#### [Texte extrait]
____

25.  Par conséquent, en exigeant la tarification des services et en les classant comme des services non essentiels prescrits et conditionnels, le Conseil s’assure que la STC fournit des SRBC à des tarifs appropriés. La STC a déposé ses tarifs pour les SRBC, et Axia a le droit d’intervenir dans le processus pour se prononcer sur les demandes relatives aux tarifs. En outre, Axia peut déposer une plainte ou des observations concernant toute entente négociée versée au dossier public.

26.  Pour les raisons susmentionnées, le Conseil conclut qu’il n’a pas commis d’erreur puisqu’il a justifié plusieurs des conclusions qu’il a tirées dans la décision de télécom 2010-639.

c.  Le Conseil a­t­il respecté les Instructions?

27.  Axia a affirmé que, dans la décision de télécom 2008­87, en refusant sa demande de révision et de modification de la décision de télécom 2008­1, le Conseil s’est fié aux Instructions, déclarant que l’exigence voulant que la STC utilise la solution la moins coûteuse pour offrir ses services à large bande est efficace et proportionnelle aux buts visés. Axia a soutenu que si l’exigence d’avoir recours à SuperNet a été éliminée, les Instructions ne peuvent être respectées, à moins que de nouveaux éléments de preuve ou arguments soient présentés au Conseil.

____

#### [Matériel extrait]
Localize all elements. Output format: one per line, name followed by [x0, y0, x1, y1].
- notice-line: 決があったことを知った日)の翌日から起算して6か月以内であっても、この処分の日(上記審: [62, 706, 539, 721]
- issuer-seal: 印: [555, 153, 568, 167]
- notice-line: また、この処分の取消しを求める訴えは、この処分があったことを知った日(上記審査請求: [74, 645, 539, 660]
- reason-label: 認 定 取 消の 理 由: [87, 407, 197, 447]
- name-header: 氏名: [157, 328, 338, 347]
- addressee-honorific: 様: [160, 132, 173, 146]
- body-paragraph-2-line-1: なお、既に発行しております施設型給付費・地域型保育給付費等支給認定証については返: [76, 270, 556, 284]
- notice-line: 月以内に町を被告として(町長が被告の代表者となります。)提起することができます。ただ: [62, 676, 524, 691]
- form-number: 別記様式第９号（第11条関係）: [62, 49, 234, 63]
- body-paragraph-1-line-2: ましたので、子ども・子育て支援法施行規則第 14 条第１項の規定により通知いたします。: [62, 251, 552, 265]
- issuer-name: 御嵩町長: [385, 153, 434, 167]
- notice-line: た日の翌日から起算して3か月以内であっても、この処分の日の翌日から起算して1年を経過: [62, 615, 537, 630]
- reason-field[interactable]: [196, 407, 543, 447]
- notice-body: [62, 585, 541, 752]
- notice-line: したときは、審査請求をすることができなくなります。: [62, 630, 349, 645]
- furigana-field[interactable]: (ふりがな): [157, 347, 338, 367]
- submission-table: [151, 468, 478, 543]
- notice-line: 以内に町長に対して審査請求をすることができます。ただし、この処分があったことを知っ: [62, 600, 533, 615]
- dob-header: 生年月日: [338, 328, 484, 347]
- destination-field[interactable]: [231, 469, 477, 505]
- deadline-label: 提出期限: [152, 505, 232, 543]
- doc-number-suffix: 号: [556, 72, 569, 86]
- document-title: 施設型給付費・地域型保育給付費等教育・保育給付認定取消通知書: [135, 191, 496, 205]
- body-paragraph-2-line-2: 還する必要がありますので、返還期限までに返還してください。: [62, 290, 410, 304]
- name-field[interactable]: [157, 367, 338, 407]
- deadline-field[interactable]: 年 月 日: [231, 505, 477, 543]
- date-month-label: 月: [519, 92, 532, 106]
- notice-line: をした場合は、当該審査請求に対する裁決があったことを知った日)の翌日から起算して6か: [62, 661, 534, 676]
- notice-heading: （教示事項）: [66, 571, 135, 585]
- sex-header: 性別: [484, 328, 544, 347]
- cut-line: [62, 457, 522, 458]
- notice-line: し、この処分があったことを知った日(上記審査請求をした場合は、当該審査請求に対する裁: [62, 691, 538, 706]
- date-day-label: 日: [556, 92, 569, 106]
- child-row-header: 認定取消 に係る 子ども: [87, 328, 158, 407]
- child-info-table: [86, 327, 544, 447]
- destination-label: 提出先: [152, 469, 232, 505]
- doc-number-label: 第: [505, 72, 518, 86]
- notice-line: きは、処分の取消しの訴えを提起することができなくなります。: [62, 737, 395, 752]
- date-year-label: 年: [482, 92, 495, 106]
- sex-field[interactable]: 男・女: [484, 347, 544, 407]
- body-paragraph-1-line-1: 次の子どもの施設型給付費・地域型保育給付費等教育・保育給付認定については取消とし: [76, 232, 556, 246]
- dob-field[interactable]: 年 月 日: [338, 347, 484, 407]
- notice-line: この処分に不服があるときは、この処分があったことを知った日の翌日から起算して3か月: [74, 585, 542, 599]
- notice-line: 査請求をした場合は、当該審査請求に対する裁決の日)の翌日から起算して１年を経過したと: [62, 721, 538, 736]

____

#### [Tâche demandée]
Rédigez la suite du texte sur la décision de télécom 2010-639 en partant de sa dernière phrase.

#### [Résultat obtenu]
28.  Le Conseil fait remarquer que les Instructions l’obligent notamment à :

29.  Le Conseil note que la STC ne doit prélever de ses comptes de report pour les collectivités les moins coûteuses que les montants qui reflètent les données mises à jour sur les coûts et les tarifs en vigueur qu’Axia exige de la STC pour l’utilisation de ses installations. De cette façon, le Conseil s’est assuré que les fonds des comptes de report de la STC seront utilisés de façon efficiente et efficace. De plus, le Conseil fait remarquer que le fait d’exiger de la STC qu’elle utilise les installations de SuperNet ne correspondrait pas à une position neutre sur le plan technologique. À la lumière de ce qui précède, le Conseil estime que les conclusions qu’il a tirées dans la décision de télécom 2010-639 sont conformes à l’exigence des Instructions visant à utiliser des mesures de réglementation efficaces et proportionnelles aux buts visés.

Conclusion

30.  À la lumière de ce qui précède, le Conseil conclut qu’Axia n’a pas démontré qu’il existe un doute réel quant au bien-fondé des conclusions qu’il a tirées dans la décision de télécom 2010-639. Par conséquent, le Conseil rejette la demande d’Axia.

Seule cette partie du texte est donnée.